_Task brief:_
Locate the word "center" in the data below, then copy every line that holds it.

_Records for the task:_
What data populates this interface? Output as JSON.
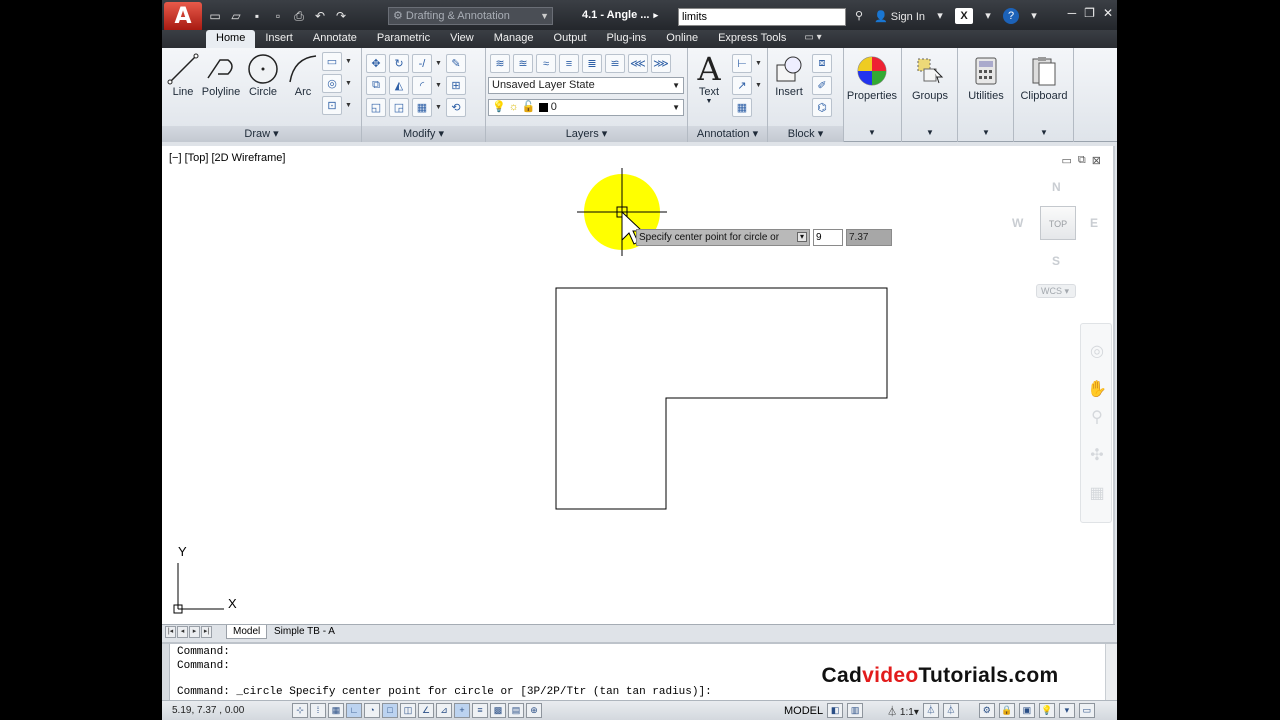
{
  "titlebar": {
    "workspace": "Drafting & Annotation",
    "doc_title": "4.1 - Angle ...",
    "search_value": "limits",
    "sign_in": "Sign In"
  },
  "tabs": [
    "Home",
    "Insert",
    "Annotate",
    "Parametric",
    "View",
    "Manage",
    "Output",
    "Plug-ins",
    "Online",
    "Express Tools"
  ],
  "ribbon": {
    "draw": {
      "title": "Draw",
      "tools": [
        "Line",
        "Polyline",
        "Circle",
        "Arc"
      ]
    },
    "modify": {
      "title": "Modify"
    },
    "layers": {
      "title": "Layers",
      "layer_state": "Unsaved Layer State",
      "current_layer": "0"
    },
    "annotation": {
      "title": "Annotation",
      "text_label": "Text"
    },
    "block": {
      "title": "Block",
      "insert_label": "Insert"
    },
    "properties": "Properties",
    "groups": "Groups",
    "utilities": "Utilities",
    "clipboard": "Clipboard"
  },
  "viewport": {
    "label": "[−] [Top] [2D Wireframe]",
    "viewcube": {
      "n": "N",
      "s": "S",
      "e": "E",
      "w": "W",
      "top": "TOP",
      "wcs": "WCS"
    },
    "ucs": {
      "x": "X",
      "y": "Y"
    }
  },
  "dynamic_input": {
    "prompt": "Specify center point for circle or",
    "x_value": "9",
    "y_value": "7.37"
  },
  "layout_tabs": [
    "Model",
    "Simple TB - A"
  ],
  "command": {
    "line1": "Command:",
    "line2": "Command:",
    "line3": "Command:  _circle Specify center point for circle or [3P/2P/Ttr (tan tan radius)]:"
  },
  "watermark": {
    "part1": "Cad",
    "part2": "video",
    "part3": "Tutorials.com"
  },
  "status": {
    "coords": "5.19, 7.37 , 0.00",
    "model": "MODEL",
    "scale": "1:1"
  },
  "colors": {
    "highlight": "#ffff00",
    "accent_red": "#e21b1b",
    "ribbon_bg": "#e9edf2"
  }
}
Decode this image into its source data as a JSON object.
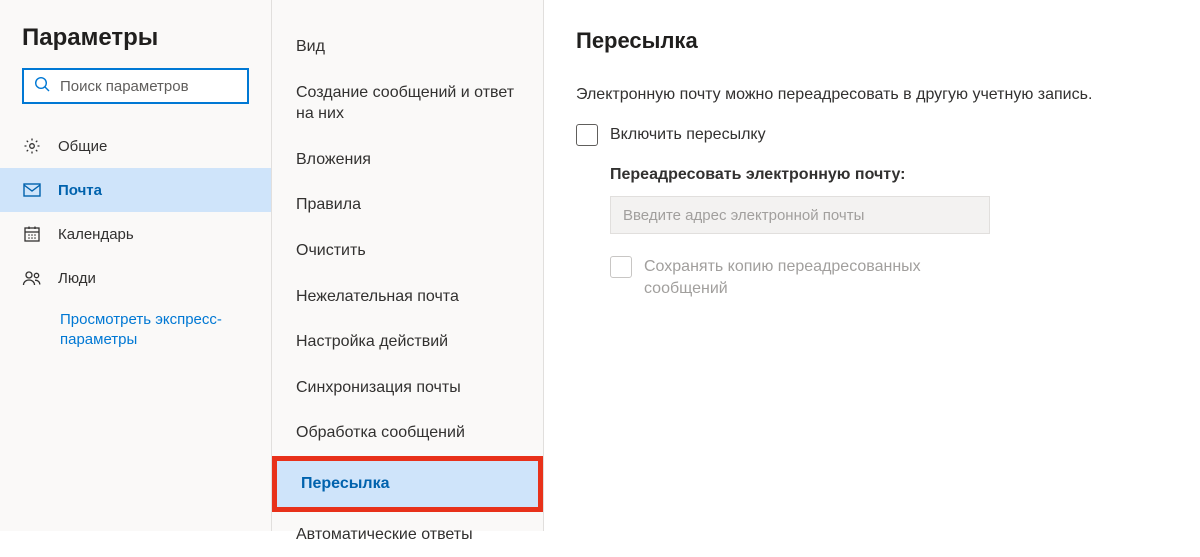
{
  "sidebar": {
    "title": "Параметры",
    "search_placeholder": "Поиск параметров",
    "items": [
      {
        "key": "general",
        "label": "Общие"
      },
      {
        "key": "mail",
        "label": "Почта"
      },
      {
        "key": "calendar",
        "label": "Календарь"
      },
      {
        "key": "people",
        "label": "Люди"
      }
    ],
    "quick_link": "Просмотреть экспресс-параметры"
  },
  "subnav": {
    "items": [
      "Вид",
      "Создание сообщений и ответ на них",
      "Вложения",
      "Правила",
      "Очистить",
      "Нежелательная почта",
      "Настройка действий",
      "Синхронизация почты",
      "Обработка сообщений",
      "Пересылка",
      "Автоматические ответы"
    ],
    "active_index": 9
  },
  "main": {
    "title": "Пересылка",
    "description": "Электронную почту можно переадресовать в другую учетную запись.",
    "enable_label": "Включить пересылку",
    "forward_label": "Переадресовать электронную почту:",
    "email_placeholder": "Введите адрес электронной почты",
    "keep_copy_label": "Сохранять копию переадресованных сообщений"
  }
}
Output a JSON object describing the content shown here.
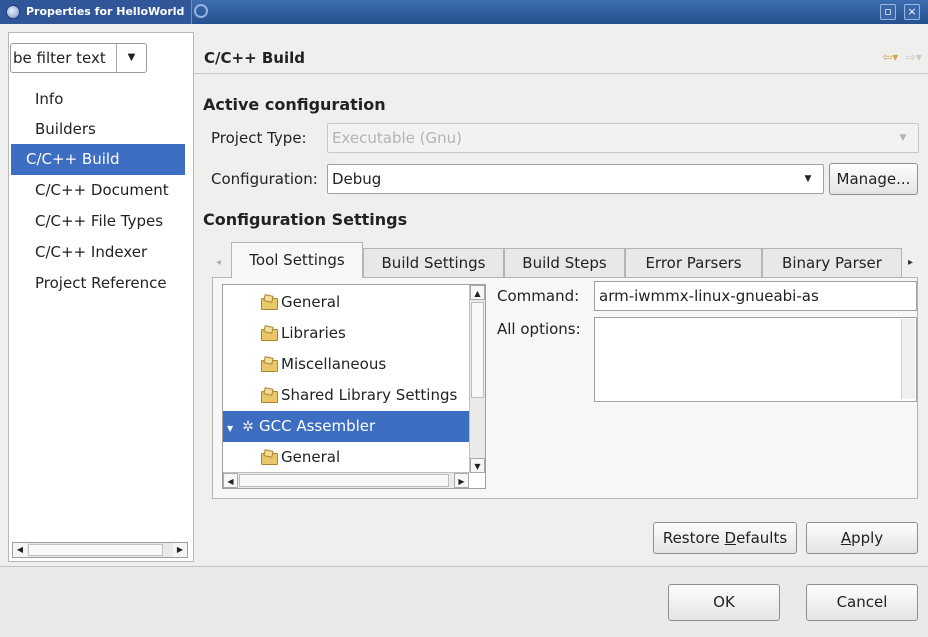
{
  "window": {
    "title": "Properties for HelloWorld"
  },
  "filter": {
    "value": "be filter text"
  },
  "nav": {
    "items": [
      {
        "label": "Info"
      },
      {
        "label": "Builders"
      },
      {
        "label": "C/C++ Build"
      },
      {
        "label": "C/C++ Document"
      },
      {
        "label": "C/C++ File Types"
      },
      {
        "label": "C/C++ Indexer"
      },
      {
        "label": "Project Reference"
      }
    ],
    "selected": "C/C++ Build"
  },
  "page": {
    "title": "C/C++ Build",
    "active_config_heading": "Active configuration",
    "project_type_label": "Project Type:",
    "project_type_value": "Executable (Gnu)",
    "configuration_label": "Configuration:",
    "configuration_value": "Debug",
    "manage_label": "Manage...",
    "config_settings_heading": "Configuration Settings"
  },
  "tabs": [
    {
      "label": "Tool Settings"
    },
    {
      "label": "Build Settings"
    },
    {
      "label": "Build Steps"
    },
    {
      "label": "Error Parsers"
    },
    {
      "label": "Binary Parser"
    }
  ],
  "active_tab": "Tool Settings",
  "tree": {
    "items": [
      {
        "label": "General",
        "icon": "folder-icon"
      },
      {
        "label": "Libraries",
        "icon": "folder-icon"
      },
      {
        "label": "Miscellaneous",
        "icon": "folder-icon"
      },
      {
        "label": "Shared Library Settings",
        "icon": "folder-icon"
      },
      {
        "label": "GCC Assembler",
        "icon": "gear-icon",
        "selected": true,
        "expanded": true
      },
      {
        "label": "General",
        "icon": "folder-icon"
      }
    ]
  },
  "tool": {
    "command_label": "Command:",
    "command_value": "arm-iwmmx-linux-gnueabi-as",
    "all_options_label": "All options:",
    "all_options_value": ""
  },
  "buttons": {
    "restore_pre": "Restore ",
    "restore_mn": "D",
    "restore_post": "efaults",
    "apply_mn": "A",
    "apply_post": "pply",
    "ok": "OK",
    "cancel": "Cancel"
  },
  "colors": {
    "selection": "#3d6ec1",
    "titlebar": "#2e5698",
    "nav_arrow": "#d6a63f"
  }
}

_Output of the task:_
    "prompt": "Specify center point for circle or",
    "line3": "Command:  _circle Specify center point for circle or [3P/2P/Ttr (tan tan radius)]:"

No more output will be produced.